### Exercise requirements
Read the records below and copy each line that contains "katolictví".

Items from a dataset

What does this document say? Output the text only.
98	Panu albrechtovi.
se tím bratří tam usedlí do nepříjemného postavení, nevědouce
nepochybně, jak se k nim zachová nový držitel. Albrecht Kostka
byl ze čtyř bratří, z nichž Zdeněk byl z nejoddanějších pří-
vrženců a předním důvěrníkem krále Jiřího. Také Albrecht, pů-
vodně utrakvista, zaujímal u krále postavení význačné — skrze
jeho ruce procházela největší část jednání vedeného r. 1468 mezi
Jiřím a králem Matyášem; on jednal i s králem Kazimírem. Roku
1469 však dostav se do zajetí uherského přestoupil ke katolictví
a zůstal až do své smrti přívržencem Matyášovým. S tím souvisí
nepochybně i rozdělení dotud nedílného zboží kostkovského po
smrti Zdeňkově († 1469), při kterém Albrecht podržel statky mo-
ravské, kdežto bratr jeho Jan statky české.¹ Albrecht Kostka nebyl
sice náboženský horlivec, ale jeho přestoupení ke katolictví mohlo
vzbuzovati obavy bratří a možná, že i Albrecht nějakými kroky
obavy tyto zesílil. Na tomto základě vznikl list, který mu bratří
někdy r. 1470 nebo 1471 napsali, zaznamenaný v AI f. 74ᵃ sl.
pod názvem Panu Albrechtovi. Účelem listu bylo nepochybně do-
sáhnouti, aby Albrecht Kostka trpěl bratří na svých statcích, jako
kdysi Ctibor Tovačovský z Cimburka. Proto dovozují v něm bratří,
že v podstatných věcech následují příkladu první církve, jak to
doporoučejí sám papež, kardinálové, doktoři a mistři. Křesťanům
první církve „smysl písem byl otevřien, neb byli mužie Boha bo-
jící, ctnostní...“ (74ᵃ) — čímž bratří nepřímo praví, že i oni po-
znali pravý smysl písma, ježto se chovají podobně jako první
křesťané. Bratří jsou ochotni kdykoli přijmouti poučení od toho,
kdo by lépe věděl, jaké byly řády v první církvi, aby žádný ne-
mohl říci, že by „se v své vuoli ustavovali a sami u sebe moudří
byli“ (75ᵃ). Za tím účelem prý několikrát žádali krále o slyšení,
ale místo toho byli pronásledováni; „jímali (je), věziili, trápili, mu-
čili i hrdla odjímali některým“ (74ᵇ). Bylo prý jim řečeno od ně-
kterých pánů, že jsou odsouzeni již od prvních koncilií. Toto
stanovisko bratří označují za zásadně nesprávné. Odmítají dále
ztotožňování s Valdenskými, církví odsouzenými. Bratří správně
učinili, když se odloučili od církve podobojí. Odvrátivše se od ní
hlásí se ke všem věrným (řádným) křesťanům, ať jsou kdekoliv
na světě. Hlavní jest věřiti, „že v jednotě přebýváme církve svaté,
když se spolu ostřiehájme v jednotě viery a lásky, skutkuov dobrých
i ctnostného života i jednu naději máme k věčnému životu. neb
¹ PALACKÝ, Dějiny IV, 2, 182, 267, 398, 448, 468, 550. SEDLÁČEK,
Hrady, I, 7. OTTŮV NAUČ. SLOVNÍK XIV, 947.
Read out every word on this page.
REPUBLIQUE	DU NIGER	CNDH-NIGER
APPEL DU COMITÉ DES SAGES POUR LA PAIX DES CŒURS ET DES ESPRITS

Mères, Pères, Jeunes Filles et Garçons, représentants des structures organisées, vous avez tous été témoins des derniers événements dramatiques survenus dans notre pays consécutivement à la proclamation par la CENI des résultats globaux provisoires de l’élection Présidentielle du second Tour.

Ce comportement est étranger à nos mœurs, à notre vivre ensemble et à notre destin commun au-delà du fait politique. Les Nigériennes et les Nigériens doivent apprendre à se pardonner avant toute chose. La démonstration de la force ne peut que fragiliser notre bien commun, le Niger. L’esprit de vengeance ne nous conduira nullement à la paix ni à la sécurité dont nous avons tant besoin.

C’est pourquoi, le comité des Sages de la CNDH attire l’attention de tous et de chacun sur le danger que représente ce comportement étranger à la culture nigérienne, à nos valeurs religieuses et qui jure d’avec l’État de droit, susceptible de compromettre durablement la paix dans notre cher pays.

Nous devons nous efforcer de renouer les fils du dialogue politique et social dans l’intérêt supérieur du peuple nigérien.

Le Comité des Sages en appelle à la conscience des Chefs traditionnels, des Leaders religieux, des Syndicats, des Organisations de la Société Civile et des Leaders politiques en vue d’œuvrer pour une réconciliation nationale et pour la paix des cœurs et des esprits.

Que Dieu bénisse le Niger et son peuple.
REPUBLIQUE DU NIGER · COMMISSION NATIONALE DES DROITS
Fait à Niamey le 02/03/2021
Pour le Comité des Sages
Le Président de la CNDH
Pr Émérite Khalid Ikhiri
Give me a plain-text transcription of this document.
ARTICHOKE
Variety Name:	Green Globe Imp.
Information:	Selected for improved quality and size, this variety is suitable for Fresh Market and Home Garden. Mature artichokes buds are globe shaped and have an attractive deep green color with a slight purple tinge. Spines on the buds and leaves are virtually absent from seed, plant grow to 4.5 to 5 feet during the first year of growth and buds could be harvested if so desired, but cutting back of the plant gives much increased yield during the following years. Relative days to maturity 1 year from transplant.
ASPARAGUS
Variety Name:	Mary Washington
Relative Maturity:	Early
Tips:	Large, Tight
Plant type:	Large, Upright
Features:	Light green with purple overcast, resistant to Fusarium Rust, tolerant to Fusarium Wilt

### Correct answer
1469 však dostav se do zajetí uherského přestoupil ke katolictví
sice náboženský horlivec, ale jeho přestoupení ke katolictví mohlo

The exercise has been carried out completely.